§ **REQUEST**
Return the listing below verbatim. Pictures do not belong in the copy.

Collected data:

╔══

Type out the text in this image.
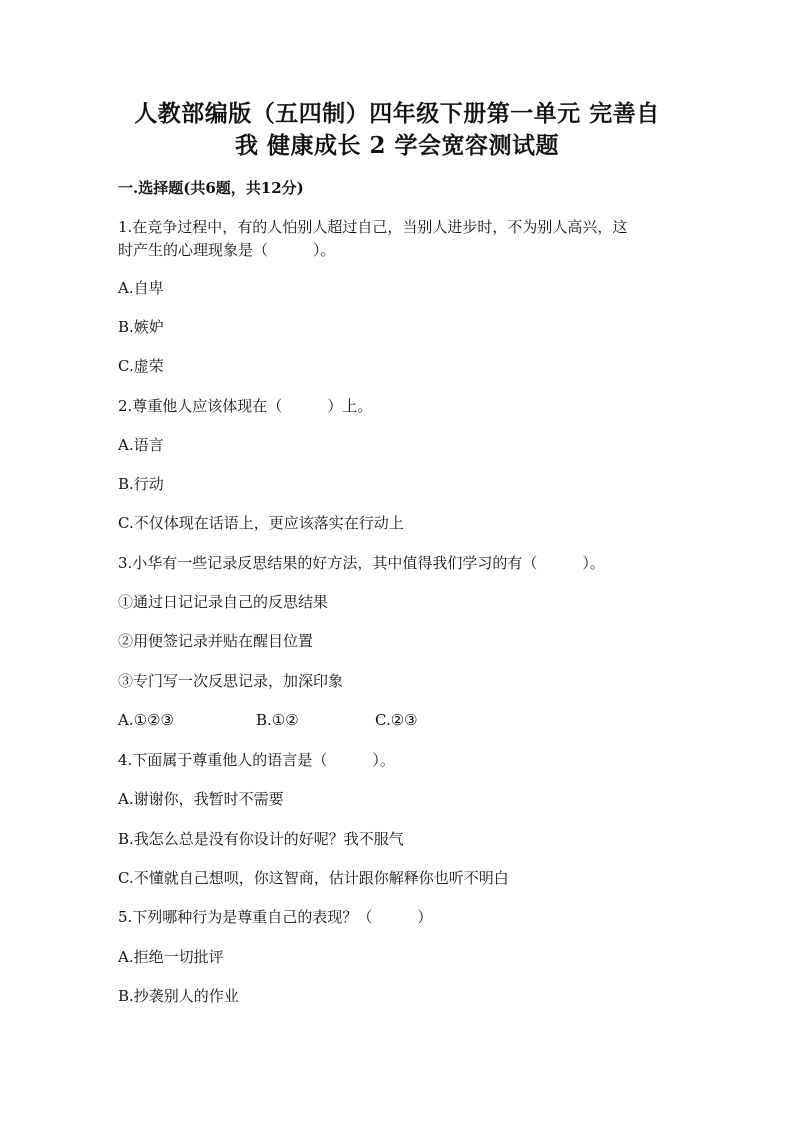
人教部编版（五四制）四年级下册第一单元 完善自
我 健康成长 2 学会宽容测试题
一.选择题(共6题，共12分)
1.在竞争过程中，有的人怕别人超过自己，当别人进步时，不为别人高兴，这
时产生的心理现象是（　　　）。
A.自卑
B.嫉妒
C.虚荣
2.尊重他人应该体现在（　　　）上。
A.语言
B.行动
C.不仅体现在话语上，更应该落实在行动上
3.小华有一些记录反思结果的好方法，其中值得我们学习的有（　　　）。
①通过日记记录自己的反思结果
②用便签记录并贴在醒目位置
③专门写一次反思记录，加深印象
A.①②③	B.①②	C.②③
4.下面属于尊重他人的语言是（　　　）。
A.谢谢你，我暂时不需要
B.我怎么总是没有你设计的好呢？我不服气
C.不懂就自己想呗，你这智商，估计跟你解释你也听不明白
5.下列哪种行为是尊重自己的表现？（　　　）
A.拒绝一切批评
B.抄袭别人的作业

╚══

§ **CORRECT RESULT**
Type out the text in this image.
人教部编版（五四制）四年级下册第一单元 完善自
我 健康成长 2 学会宽容测试题
一.选择题(共6题，共12分)
1.在竞争过程中，有的人怕别人超过自己，当别人进步时，不为别人高兴，这
时产生的心理现象是（　　　）。
A.自卑
B.嫉妒
C.虚荣
2.尊重他人应该体现在（　　　）上。
A.语言
B.行动
C.不仅体现在话语上，更应该落实在行动上
3.小华有一些记录反思结果的好方法，其中值得我们学习的有（　　　）。
①通过日记记录自己的反思结果
②用便签记录并贴在醒目位置
③专门写一次反思记录，加深印象
A.①②③	B.①②	C.②③
4.下面属于尊重他人的语言是（　　　）。
A.谢谢你，我暂时不需要
B.我怎么总是没有你设计的好呢？我不服气
C.不懂就自己想呗，你这智商，估计跟你解释你也听不明白
5.下列哪种行为是尊重自己的表现？（　　　）
A.拒绝一切批评
B.抄袭别人的作业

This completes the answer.